--- begin Input for this task ---

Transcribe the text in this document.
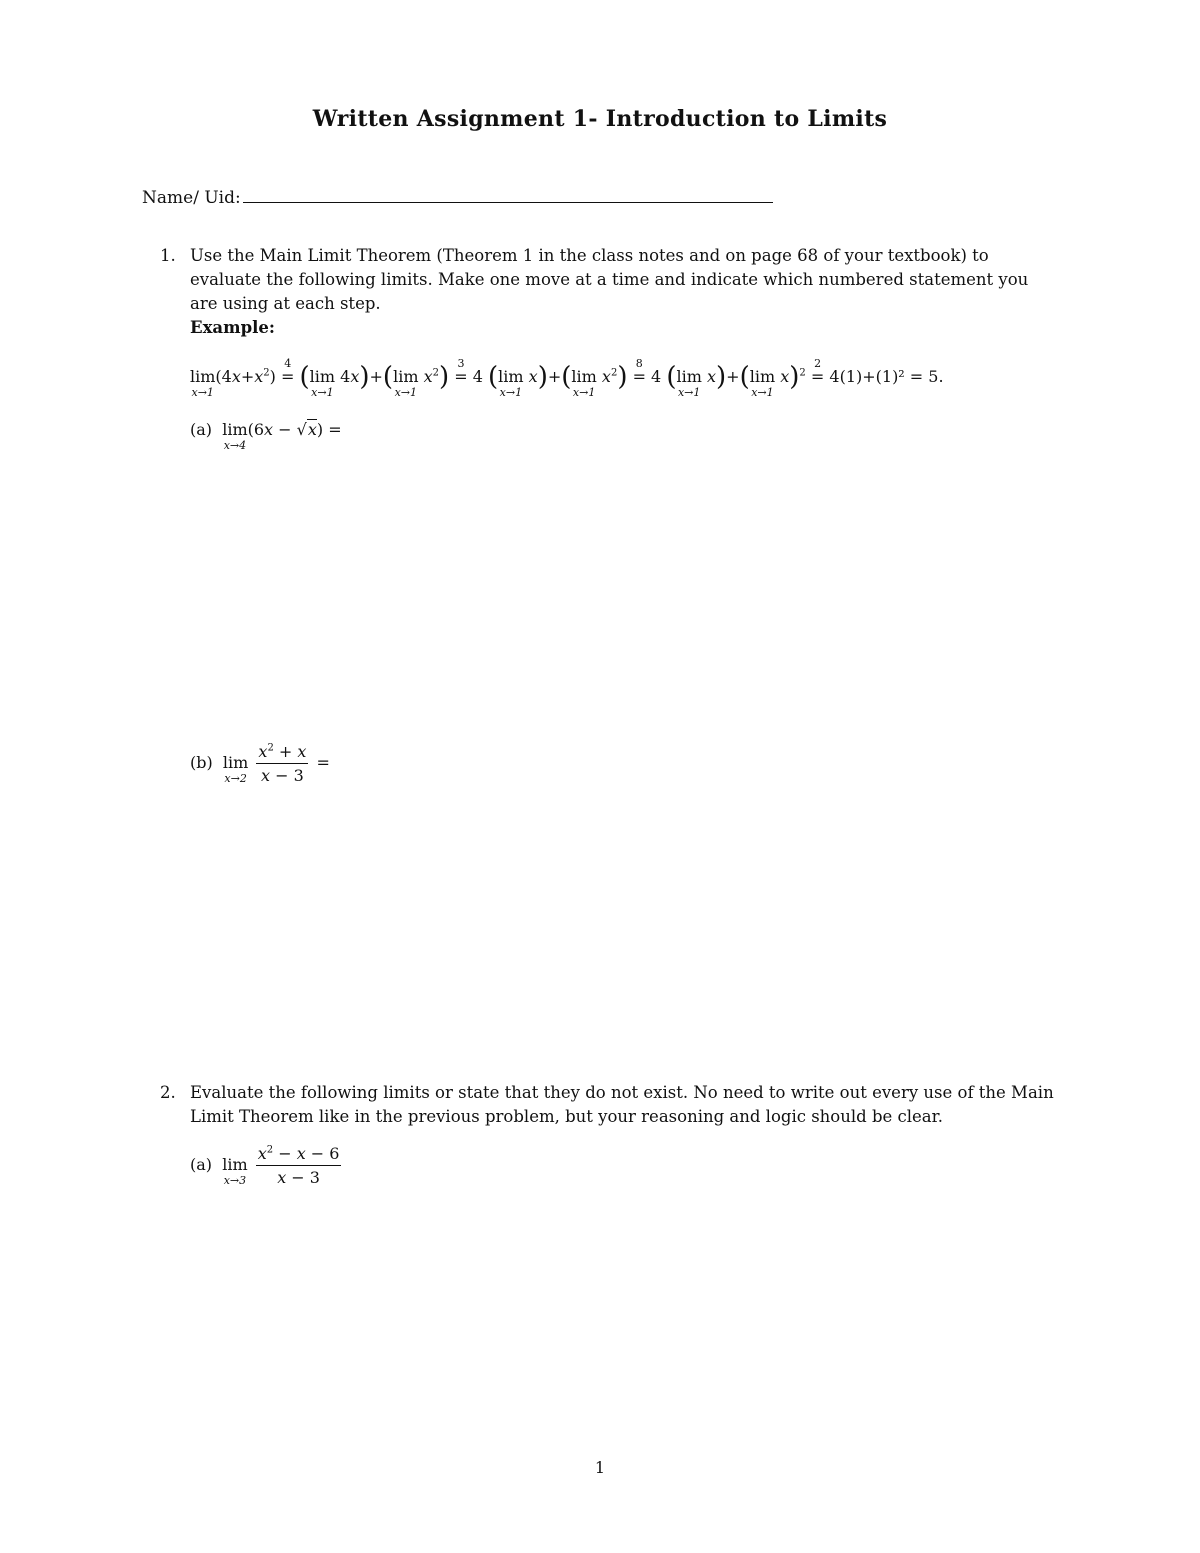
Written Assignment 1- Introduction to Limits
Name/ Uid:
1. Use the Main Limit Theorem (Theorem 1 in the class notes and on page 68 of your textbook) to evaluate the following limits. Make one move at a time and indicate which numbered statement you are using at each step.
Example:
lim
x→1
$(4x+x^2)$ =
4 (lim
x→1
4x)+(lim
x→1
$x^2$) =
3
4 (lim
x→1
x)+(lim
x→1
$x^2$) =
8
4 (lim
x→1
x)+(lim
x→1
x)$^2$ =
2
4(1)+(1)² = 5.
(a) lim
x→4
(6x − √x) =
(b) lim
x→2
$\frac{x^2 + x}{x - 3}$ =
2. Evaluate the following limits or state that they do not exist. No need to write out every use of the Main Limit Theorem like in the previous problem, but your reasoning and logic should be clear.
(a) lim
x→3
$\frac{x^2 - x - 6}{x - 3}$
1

--- end Input for this task ---

== Task ==
Show all lines in the entries above where the string "Theorem" appears.

== Exercise solution ==
1. Use the Main Limit Theorem (Theorem 1 in the class notes and on page 68 of your textbook) to evaluate the following limits. Make one move at a time and indicate which numbered statement you are using at each step.
2. Evaluate the following limits or state that they do not exist. No need to write out every use of the Main Limit Theorem like in the previous problem, but your reasoning and logic should be clear.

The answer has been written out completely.